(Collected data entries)
▽

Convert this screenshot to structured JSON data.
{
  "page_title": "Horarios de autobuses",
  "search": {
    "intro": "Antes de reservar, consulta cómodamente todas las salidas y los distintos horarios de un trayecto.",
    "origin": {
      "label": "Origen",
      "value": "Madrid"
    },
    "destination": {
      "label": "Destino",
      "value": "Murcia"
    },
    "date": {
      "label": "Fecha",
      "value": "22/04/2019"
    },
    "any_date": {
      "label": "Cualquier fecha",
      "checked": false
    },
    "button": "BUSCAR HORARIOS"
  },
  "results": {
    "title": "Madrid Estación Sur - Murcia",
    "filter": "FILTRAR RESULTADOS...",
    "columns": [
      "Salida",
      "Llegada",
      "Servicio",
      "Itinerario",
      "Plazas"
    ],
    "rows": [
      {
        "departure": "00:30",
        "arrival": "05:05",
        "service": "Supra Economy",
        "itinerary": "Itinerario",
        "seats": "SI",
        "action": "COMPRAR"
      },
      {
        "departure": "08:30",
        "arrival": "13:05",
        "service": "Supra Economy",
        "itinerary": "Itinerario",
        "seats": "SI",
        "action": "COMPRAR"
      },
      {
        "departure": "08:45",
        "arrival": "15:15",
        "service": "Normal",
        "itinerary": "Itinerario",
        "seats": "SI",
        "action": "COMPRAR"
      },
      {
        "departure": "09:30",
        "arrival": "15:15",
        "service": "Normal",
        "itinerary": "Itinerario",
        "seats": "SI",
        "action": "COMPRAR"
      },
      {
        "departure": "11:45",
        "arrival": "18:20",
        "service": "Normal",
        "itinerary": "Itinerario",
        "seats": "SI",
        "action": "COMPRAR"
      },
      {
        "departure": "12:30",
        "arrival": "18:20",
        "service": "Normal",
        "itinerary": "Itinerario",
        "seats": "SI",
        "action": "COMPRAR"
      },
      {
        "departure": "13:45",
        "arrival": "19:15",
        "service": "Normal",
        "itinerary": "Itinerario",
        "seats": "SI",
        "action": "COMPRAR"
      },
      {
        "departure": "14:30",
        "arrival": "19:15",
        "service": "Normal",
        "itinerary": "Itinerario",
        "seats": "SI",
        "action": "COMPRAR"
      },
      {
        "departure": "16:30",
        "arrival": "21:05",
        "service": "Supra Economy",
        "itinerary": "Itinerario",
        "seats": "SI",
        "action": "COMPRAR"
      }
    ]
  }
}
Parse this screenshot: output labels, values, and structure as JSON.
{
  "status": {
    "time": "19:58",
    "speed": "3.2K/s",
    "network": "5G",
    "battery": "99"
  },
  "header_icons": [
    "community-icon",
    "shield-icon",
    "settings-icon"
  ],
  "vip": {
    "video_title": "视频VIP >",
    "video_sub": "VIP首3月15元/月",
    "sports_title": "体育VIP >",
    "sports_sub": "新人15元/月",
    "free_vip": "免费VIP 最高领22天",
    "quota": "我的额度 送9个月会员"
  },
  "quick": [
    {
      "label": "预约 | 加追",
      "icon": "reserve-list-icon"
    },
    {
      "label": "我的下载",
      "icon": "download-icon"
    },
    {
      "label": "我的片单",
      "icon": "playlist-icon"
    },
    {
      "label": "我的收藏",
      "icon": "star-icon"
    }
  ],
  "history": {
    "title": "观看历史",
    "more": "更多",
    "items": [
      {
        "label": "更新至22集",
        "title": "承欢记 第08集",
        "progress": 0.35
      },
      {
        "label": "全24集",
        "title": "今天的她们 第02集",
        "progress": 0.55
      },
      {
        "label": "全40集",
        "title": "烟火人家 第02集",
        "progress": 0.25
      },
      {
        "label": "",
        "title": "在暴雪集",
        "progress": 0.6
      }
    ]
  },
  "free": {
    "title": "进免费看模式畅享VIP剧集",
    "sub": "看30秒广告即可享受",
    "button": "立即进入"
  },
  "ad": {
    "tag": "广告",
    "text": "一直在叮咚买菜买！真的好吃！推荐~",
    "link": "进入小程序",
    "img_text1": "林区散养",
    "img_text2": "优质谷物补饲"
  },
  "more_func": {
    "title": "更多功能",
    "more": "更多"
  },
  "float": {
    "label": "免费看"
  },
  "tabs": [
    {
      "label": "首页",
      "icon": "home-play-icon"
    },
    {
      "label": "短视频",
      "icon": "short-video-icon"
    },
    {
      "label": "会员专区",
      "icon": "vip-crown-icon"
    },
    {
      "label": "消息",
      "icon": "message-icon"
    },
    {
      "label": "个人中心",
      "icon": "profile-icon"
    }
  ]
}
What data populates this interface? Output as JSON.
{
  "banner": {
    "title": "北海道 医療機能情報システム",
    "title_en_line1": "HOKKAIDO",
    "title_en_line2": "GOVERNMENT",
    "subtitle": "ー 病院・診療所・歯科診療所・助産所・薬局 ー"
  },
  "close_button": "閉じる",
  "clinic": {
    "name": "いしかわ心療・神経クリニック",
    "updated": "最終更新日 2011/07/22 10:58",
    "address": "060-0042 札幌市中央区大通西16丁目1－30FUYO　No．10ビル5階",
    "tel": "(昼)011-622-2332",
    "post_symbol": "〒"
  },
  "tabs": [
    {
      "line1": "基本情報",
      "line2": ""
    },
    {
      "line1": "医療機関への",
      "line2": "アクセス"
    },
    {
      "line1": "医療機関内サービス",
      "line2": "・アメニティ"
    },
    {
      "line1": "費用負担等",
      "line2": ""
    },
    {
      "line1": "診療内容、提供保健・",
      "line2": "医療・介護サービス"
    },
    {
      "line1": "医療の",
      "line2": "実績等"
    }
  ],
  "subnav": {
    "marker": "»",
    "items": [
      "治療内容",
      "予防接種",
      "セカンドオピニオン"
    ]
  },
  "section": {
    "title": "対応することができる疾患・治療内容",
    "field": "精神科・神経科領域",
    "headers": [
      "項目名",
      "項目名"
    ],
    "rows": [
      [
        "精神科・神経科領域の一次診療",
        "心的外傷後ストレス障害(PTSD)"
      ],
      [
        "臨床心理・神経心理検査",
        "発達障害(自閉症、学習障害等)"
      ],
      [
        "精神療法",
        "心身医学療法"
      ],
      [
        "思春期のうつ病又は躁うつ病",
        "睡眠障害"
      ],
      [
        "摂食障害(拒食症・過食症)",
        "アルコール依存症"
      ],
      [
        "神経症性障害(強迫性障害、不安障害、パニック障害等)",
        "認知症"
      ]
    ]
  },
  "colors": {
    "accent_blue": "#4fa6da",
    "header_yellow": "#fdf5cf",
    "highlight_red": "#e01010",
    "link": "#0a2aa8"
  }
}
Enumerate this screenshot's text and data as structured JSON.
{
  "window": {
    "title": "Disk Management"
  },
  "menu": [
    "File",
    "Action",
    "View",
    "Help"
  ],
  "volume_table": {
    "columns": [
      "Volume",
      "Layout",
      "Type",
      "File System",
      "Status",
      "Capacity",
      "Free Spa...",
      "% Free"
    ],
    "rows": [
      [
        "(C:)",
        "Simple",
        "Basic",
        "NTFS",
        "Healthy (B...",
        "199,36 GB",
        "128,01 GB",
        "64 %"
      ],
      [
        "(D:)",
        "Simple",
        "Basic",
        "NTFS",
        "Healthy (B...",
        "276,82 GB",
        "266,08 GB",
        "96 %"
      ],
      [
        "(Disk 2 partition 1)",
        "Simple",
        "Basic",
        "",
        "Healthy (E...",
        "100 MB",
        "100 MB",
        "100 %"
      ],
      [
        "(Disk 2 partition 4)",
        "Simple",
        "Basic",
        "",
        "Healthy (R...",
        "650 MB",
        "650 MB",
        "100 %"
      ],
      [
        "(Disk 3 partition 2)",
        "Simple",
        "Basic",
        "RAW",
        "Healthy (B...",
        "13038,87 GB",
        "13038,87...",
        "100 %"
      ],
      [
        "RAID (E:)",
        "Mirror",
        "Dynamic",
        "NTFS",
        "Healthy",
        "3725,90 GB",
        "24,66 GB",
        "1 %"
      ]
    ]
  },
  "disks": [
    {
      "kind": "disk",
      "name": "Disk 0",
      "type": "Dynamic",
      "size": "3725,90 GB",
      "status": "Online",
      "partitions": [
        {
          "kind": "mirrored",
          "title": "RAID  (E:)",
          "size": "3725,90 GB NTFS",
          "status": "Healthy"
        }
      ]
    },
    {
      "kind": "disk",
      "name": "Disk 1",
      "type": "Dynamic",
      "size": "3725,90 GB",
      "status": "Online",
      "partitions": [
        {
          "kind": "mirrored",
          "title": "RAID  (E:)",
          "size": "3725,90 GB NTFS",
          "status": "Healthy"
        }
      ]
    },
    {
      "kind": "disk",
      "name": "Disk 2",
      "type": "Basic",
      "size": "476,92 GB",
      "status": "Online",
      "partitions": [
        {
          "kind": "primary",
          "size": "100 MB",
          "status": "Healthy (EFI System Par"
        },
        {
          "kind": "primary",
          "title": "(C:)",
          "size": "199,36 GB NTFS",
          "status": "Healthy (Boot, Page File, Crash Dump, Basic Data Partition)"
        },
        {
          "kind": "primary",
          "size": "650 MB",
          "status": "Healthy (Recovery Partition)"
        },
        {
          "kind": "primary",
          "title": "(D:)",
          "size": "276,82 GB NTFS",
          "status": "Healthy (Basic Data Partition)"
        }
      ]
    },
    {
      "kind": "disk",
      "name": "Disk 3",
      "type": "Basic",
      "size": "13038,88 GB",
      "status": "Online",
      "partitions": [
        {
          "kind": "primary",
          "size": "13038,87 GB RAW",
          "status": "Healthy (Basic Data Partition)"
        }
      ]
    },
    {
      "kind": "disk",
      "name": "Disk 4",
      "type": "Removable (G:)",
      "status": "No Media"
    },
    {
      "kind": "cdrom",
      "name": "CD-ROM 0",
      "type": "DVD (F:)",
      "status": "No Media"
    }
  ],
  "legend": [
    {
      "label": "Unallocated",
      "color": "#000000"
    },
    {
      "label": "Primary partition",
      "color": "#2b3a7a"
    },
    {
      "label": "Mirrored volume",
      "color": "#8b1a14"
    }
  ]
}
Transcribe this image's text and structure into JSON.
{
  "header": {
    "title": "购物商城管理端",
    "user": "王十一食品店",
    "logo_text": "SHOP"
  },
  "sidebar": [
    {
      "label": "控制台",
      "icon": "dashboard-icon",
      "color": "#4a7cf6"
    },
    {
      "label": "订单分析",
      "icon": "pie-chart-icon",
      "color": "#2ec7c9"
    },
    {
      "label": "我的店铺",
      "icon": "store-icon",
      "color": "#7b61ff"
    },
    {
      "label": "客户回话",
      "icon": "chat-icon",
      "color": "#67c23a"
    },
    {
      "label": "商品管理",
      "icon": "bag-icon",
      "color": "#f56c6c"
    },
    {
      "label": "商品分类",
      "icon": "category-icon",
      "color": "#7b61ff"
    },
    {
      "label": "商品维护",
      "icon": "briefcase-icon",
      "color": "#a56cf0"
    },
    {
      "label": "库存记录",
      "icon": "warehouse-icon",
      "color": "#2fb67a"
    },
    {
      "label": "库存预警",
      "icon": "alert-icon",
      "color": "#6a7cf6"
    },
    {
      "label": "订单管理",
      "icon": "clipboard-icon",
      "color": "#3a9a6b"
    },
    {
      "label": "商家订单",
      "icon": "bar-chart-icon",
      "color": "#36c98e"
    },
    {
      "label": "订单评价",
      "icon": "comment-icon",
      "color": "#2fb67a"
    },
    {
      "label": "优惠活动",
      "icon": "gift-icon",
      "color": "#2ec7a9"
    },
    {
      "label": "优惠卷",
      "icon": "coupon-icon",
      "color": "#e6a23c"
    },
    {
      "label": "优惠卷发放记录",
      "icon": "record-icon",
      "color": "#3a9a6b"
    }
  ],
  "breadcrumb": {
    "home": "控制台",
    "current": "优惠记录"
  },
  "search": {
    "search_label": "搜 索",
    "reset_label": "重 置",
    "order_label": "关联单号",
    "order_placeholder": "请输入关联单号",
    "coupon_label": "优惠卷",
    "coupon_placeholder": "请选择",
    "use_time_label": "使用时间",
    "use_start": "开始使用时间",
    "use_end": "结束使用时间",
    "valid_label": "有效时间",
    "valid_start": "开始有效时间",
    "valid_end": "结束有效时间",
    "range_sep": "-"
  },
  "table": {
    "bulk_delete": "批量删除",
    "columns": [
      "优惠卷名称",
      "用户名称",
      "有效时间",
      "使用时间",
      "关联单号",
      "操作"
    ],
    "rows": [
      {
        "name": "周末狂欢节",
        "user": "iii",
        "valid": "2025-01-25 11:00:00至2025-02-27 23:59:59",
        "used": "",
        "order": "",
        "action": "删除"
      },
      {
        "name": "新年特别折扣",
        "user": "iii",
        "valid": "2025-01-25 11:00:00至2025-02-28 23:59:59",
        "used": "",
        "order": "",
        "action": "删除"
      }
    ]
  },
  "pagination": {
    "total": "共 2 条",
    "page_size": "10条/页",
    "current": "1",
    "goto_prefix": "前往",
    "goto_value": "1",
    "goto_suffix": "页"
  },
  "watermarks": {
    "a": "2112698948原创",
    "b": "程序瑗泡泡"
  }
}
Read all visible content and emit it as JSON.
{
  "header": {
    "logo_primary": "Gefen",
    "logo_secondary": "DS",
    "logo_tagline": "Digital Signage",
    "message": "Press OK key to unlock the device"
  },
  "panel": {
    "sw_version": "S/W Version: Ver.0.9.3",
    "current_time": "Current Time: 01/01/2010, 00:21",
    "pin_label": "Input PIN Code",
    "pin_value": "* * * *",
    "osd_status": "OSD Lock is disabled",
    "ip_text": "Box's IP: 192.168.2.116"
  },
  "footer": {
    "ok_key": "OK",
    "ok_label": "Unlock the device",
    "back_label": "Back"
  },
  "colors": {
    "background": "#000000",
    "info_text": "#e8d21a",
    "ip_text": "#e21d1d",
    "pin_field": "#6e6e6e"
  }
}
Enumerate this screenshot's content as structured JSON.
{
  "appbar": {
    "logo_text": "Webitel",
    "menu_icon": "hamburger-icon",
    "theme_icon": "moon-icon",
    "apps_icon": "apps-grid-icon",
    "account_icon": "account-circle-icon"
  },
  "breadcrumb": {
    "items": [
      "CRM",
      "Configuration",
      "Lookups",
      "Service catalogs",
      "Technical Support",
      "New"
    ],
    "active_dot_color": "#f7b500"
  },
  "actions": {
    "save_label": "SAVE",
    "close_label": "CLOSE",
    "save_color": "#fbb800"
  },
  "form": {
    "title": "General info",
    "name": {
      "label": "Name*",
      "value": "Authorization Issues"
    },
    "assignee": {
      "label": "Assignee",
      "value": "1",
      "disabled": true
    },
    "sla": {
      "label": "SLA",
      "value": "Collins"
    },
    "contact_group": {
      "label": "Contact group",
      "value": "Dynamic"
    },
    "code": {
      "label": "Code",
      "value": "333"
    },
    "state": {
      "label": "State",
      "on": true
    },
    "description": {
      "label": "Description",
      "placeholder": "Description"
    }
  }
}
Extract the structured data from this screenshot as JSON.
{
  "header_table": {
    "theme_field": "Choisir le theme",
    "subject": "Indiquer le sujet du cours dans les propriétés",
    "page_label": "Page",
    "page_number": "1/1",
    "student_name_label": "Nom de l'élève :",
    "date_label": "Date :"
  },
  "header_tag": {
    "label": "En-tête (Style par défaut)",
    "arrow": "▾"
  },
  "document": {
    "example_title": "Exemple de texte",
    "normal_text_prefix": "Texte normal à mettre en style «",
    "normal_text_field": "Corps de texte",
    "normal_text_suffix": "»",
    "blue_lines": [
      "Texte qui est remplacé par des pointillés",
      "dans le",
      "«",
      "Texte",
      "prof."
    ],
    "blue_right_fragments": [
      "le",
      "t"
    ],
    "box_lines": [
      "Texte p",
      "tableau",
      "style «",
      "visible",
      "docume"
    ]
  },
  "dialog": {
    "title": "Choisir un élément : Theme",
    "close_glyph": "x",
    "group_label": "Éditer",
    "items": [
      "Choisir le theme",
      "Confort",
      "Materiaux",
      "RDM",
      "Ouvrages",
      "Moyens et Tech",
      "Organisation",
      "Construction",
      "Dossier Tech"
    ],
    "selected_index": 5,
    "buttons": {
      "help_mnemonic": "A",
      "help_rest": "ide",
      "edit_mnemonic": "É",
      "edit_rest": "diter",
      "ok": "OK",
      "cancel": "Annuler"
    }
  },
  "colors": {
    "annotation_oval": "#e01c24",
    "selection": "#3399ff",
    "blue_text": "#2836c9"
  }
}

△

## What is expected
Starting with the line that contains "Extract the structured", repeat each line through the last one exactly as it appears. Include both ends and nothing more.

## Solution to this exercise
Extract the structured data from this screenshot as JSON.
{
  "header_table": {
    "theme_field": "Choisir le theme",
    "subject": "Indiquer le sujet du cours dans les propriétés",
    "page_label": "Page",
    "page_number": "1/1",
    "student_name_label": "Nom de l'élève :",
    "date_label": "Date :"
  },
  "header_tag": {
    "label": "En-tête (Style par défaut)",
    "arrow": "▾"
  },
  "document": {
    "example_title": "Exemple de texte",
    "normal_text_prefix": "Texte normal à mettre en style «",
    "normal_text_field": "Corps de texte",
    "normal_text_suffix": "»",
    "blue_lines": [
      "Texte qui est remplacé par des pointillés",
      "dans le",
      "«",
      "Texte",
      "prof."
    ],
    "blue_right_fragments": [
      "le",
      "t"
    ],
    "box_lines": [
      "Texte p",
      "tableau",
      "style «",
      "visible",
      "docume"
    ]
  },
  "dialog": {
    "title": "Choisir un élément : Theme",
    "close_glyph": "x",
    "group_label": "Éditer",
    "items": [
      "Choisir le theme",
      "Confort",
      "Materiaux",
      "RDM",
      "Ouvrages",
      "Moyens et Tech",
      "Organisation",
      "Construction",
      "Dossier Tech"
    ],
    "selected_index": 5,
    "buttons": {
      "help_mnemonic": "A",
      "help_rest": "ide",
      "edit_mnemonic": "É",
      "edit_rest": "diter",
      "ok": "OK",
      "cancel": "Annuler"
    }
  },
  "colors": {
    "annotation_oval": "#e01c24",
    "selection": "#3399ff",
    "blue_text": "#2836c9"
  }
}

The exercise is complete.